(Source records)

——

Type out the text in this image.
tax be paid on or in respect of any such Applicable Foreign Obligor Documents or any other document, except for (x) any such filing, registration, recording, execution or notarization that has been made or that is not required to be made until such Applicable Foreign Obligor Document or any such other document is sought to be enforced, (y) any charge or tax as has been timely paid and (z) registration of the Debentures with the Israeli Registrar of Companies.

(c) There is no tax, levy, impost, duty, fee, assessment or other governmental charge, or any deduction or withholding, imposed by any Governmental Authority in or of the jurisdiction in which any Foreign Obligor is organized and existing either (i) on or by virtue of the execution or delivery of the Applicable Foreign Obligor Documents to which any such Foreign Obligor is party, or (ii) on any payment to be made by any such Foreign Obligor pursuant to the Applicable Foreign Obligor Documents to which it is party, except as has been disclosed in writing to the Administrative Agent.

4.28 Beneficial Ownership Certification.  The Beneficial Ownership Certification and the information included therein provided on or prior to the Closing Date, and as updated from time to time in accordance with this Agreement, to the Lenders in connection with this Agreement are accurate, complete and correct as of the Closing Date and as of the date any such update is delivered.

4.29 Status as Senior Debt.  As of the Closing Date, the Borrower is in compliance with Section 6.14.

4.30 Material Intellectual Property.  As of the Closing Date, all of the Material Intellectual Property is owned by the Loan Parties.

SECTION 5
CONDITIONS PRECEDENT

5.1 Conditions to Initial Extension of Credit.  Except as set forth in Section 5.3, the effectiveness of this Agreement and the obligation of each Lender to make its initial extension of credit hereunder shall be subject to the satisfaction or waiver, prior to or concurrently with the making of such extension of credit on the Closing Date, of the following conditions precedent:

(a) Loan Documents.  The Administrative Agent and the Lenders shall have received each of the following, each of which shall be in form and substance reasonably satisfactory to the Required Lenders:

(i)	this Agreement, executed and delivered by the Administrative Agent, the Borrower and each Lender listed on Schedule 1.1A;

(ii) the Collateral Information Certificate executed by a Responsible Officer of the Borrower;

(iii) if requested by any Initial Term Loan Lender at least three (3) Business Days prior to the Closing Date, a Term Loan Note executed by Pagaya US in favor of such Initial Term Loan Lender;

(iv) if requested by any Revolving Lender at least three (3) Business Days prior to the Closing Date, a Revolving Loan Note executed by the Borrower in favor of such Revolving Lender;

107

——

Given exercise:
Filter the records for lines holding the string "requested". Copy each one.

The response:
(iii) if requested by any Initial Term Loan Lender at least three (3) Business Days prior to the Closing Date, a Term Loan Note executed by Pagaya US in favor of such Initial Term Loan Lender;
(iv) if requested by any Revolving Lender at least three (3) Business Days prior to the Closing Date, a Revolving Loan Note executed by the Borrower in favor of such Revolving Lender;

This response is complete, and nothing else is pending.